**Written instruction:** Are you able to quote each entry exactly as written?
++++++++
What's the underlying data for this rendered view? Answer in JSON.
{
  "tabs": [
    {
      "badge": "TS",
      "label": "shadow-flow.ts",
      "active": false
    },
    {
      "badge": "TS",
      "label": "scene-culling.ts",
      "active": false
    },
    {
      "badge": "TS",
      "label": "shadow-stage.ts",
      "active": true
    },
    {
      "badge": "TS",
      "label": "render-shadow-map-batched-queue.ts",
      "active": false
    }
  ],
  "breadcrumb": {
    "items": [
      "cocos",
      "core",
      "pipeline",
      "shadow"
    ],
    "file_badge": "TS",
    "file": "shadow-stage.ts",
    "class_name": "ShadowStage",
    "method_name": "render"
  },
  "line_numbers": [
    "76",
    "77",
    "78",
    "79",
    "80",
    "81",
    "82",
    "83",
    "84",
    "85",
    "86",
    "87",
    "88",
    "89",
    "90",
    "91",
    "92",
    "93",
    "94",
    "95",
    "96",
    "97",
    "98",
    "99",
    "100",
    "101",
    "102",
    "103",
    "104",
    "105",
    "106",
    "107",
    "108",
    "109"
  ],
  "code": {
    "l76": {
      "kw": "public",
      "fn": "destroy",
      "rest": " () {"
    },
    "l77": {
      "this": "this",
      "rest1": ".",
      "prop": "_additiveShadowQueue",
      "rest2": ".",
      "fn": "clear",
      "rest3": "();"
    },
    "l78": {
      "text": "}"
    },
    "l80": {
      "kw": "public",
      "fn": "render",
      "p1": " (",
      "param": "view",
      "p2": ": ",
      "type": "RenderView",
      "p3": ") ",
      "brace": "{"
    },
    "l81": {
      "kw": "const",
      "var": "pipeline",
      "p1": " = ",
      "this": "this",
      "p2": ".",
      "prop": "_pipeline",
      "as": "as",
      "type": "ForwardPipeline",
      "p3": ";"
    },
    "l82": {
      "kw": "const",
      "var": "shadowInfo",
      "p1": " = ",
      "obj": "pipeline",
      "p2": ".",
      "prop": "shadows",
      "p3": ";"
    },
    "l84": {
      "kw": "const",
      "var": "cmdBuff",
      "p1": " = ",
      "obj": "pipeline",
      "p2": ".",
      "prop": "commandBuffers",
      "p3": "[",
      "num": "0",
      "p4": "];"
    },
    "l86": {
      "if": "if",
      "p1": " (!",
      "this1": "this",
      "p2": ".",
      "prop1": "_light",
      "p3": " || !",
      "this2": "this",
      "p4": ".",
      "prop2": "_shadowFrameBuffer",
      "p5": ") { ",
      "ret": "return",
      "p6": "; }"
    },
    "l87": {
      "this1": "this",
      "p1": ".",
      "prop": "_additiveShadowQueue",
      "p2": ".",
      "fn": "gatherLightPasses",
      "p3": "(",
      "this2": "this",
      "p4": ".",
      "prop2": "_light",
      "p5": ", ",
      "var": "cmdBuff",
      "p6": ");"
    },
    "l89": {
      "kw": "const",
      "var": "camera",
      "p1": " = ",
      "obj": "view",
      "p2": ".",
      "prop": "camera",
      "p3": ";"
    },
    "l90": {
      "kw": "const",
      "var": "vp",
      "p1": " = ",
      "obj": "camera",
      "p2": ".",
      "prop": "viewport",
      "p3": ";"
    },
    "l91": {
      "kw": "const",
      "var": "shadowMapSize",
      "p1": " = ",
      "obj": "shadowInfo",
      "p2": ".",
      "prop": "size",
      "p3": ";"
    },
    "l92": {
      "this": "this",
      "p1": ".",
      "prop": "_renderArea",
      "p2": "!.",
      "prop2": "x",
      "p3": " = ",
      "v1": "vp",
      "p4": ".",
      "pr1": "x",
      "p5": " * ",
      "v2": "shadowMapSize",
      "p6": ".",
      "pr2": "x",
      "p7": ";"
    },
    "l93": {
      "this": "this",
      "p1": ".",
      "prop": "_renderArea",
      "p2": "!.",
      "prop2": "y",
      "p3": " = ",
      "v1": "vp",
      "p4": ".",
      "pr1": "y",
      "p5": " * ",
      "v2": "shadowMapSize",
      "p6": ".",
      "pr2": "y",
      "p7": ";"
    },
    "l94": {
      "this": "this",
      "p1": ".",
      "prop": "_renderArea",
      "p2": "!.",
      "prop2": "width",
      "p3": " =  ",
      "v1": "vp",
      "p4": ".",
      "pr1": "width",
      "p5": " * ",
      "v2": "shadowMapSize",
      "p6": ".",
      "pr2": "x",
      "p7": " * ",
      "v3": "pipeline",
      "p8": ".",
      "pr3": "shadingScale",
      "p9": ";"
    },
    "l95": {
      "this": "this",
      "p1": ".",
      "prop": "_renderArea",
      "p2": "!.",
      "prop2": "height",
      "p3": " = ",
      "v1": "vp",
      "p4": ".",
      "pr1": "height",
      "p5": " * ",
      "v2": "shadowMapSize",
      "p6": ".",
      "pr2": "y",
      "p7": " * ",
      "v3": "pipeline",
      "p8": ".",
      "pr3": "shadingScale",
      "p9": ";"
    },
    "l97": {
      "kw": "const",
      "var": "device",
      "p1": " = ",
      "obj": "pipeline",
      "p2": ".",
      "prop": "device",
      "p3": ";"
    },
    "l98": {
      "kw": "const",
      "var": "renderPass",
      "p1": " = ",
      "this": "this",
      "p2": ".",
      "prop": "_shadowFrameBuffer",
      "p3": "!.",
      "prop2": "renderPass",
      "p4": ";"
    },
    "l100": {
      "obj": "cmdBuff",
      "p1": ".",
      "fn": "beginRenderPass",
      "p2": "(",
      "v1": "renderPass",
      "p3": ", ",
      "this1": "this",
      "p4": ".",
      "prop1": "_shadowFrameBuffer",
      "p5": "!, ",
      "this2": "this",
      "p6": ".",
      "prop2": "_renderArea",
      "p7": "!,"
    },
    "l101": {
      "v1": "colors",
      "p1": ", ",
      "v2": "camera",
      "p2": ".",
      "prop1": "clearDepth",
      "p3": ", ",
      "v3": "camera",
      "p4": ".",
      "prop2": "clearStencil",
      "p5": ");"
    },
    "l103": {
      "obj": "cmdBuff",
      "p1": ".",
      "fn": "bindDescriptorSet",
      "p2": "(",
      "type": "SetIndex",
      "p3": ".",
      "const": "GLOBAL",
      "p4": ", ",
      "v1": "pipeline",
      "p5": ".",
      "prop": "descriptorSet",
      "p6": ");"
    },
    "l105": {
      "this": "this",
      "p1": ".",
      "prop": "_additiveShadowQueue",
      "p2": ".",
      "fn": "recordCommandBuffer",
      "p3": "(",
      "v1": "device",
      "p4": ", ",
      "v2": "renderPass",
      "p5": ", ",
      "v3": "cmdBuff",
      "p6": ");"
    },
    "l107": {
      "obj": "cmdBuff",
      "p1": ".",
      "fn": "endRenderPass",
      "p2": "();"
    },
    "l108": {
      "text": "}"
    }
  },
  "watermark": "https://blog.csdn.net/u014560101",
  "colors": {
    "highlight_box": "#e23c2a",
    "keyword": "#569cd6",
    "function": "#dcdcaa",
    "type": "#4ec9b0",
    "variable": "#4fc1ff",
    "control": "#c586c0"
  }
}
++++++++
**Task result:**
What's the underlying data for this rendered view? Answer in JSON.
{
  "tabs": [
    {
      "badge": "TS",
      "label": "shadow-flow.ts",
      "active": false
    },
    {
      "badge": "TS",
      "label": "scene-culling.ts",
      "active": false
    },
    {
      "badge": "TS",
      "label": "shadow-stage.ts",
      "active": true
    },
    {
      "badge": "TS",
      "label": "render-shadow-map-batched-queue.ts",
      "active": false
    }
  ],
  "breadcrumb": {
    "items": [
      "cocos",
      "core",
      "pipeline",
      "shadow"
    ],
    "file_badge": "TS",
    "file": "shadow-stage.ts",
    "class_name": "ShadowStage",
    "method_name": "render"
  },
  "line_numbers": [
    "76",
    "77",
    "78",
    "79",
    "80",
    "81",
    "82",
    "83",
    "84",
    "85",
    "86",
    "87",
    "88",
    "89",
    "90",
    "91",
    "92",
    "93",
    "94",
    "95",
    "96",
    "97",
    "98",
    "99",
    "100",
    "101",
    "102",
    "103",
    "104",
    "105",
    "106",
    "107",
    "108",
    "109"
  ],
  "code": {
    "l76": {
      "kw": "public",
      "fn": "destroy",
      "rest": " () {"
    },
    "l77": {
      "this": "this",
      "rest1": ".",
      "prop": "_additiveShadowQueue",
      "rest2": ".",
      "fn": "clear",
      "rest3": "();"
    },
    "l78": {
      "text": "}"
    },
    "l80": {
      "kw": "public",
      "fn": "render",
      "p1": " (",
      "param": "view",
      "p2": ": ",
      "type": "RenderView",
      "p3": ") ",
      "brace": "{"
    },
    "l81": {
      "kw": "const",
      "var": "pipeline",
      "p1": " = ",
      "this": "this",
      "p2": ".",
      "prop": "_pipeline",
      "as": "as",
      "type": "ForwardPipeline",
      "p3": ";"
    },
    "l82": {
      "kw": "const",
      "var": "shadowInfo",
      "p1": " = ",
      "obj": "pipeline",
      "p2": ".",
      "prop": "shadows",
      "p3": ";"
    },
    "l84": {
      "kw": "const",
      "var": "cmdBuff",
      "p1": " = ",
      "obj": "pipeline",
      "p2": ".",
      "prop": "commandBuffers",
      "p3": "[",
      "num": "0",
      "p4": "];"
    },
    "l86": {
      "if": "if",
      "p1": " (!",
      "this1": "this",
      "p2": ".",
      "prop1": "_light",
      "p3": " || !",
      "this2": "this",
      "p4": ".",
      "prop2": "_shadowFrameBuffer",
      "p5": ") { ",
      "ret": "return",
      "p6": "; }"
    },
    "l87": {
      "this1": "this",
      "p1": ".",
      "prop": "_additiveShadowQueue",
      "p2": ".",
      "fn": "gatherLightPasses",
      "p3": "(",
      "this2": "this",
      "p4": ".",
      "prop2": "_light",
      "p5": ", ",
      "var": "cmdBuff",
      "p6": ");"
    },
    "l89": {
      "kw": "const",
      "var": "camera",
      "p1": " = ",
      "obj": "view",
      "p2": ".",
      "prop": "camera",
      "p3": ";"
    },
    "l90": {
      "kw": "const",
      "var": "vp",
      "p1": " = ",
      "obj": "camera",
      "p2": ".",
      "prop": "viewport",
      "p3": ";"
    },
    "l91": {
      "kw": "const",
      "var": "shadowMapSize",
      "p1": " = ",
      "obj": "shadowInfo",
      "p2": ".",
      "prop": "size",
      "p3": ";"
    },
    "l92": {
      "this": "this",
      "p1": ".",
      "prop": "_renderArea",
      "p2": "!.",
      "prop2": "x",
      "p3": " = ",
      "v1": "vp",
      "p4": ".",
      "pr1": "x",
      "p5": " * ",
      "v2": "shadowMapSize",
      "p6": ".",
      "pr2": "x",
      "p7": ";"
    },
    "l93": {
      "this": "this",
      "p1": ".",
      "prop": "_renderArea",
      "p2": "!.",
      "prop2": "y",
      "p3": " = ",
      "v1": "vp",
      "p4": ".",
      "pr1": "y",
      "p5": " * ",
      "v2": "shadowMapSize",
      "p6": ".",
      "pr2": "y",
      "p7": ";"
    },
    "l94": {
      "this": "this",
      "p1": ".",
      "prop": "_renderArea",
      "p2": "!.",
      "prop2": "width",
      "p3": " =  ",
      "v1": "vp",
      "p4": ".",
      "pr1": "width",
      "p5": " * ",
      "v2": "shadowMapSize",
      "p6": ".",
      "pr2": "x",
      "p7": " * ",
      "v3": "pipeline",
      "p8": ".",
      "pr3": "shadingScale",
      "p9": ";"
    },
    "l95": {
      "this": "this",
      "p1": ".",
      "prop": "_renderArea",
      "p2": "!.",
      "prop2": "height",
      "p3": " = ",
      "v1": "vp",
      "p4": ".",
      "pr1": "height",
      "p5": " * ",
      "v2": "shadowMapSize",
      "p6": ".",
      "pr2": "y",
      "p7": " * ",
      "v3": "pipeline",
      "p8": ".",
      "pr3": "shadingScale",
      "p9": ";"
    },
    "l97": {
      "kw": "const",
      "var": "device",
      "p1": " = ",
      "obj": "pipeline",
      "p2": ".",
      "prop": "device",
      "p3": ";"
    },
    "l98": {
      "kw": "const",
      "var": "renderPass",
      "p1": " = ",
      "this": "this",
      "p2": ".",
      "prop": "_shadowFrameBuffer",
      "p3": "!.",
      "prop2": "renderPass",
      "p4": ";"
    },
    "l100": {
      "obj": "cmdBuff",
      "p1": ".",
      "fn": "beginRenderPass",
      "p2": "(",
      "v1": "renderPass",
      "p3": ", ",
      "this1": "this",
      "p4": ".",
      "prop1": "_shadowFrameBuffer",
      "p5": "!, ",
      "this2": "this",
      "p6": ".",
      "prop2": "_renderArea",
      "p7": "!,"
    },
    "l101": {
      "v1": "colors",
      "p1": ", ",
      "v2": "camera",
      "p2": ".",
      "prop1": "clearDepth",
      "p3": ", ",
      "v3": "camera",
      "p4": ".",
      "prop2": "clearStencil",
      "p5": ");"
    },
    "l103": {
      "obj": "cmdBuff",
      "p1": ".",
      "fn": "bindDescriptorSet",
      "p2": "(",
      "type": "SetIndex",
      "p3": ".",
      "const": "GLOBAL",
      "p4": ", ",
      "v1": "pipeline",
      "p5": ".",
      "prop": "descriptorSet",
      "p6": ");"
    },
    "l105": {
      "this": "this",
      "p1": ".",
      "prop": "_additiveShadowQueue",
      "p2": ".",
      "fn": "recordCommandBuffer",
      "p3": "(",
      "v1": "device",
      "p4": ", ",
      "v2": "renderPass",
      "p5": ", ",
      "v3": "cmdBuff",
      "p6": ");"
    },
    "l107": {
      "obj": "cmdBuff",
      "p1": ".",
      "fn": "endRenderPass",
      "p2": "();"
    },
    "l108": {
      "text": "}"
    }
  },
  "watermark": "https://blog.csdn.net/u014560101",
  "colors": {
    "highlight_box": "#e23c2a",
    "keyword": "#569cd6",
    "function": "#dcdcaa",
    "type": "#4ec9b0",
    "variable": "#4fc1ff",
    "control": "#c586c0"
  }
}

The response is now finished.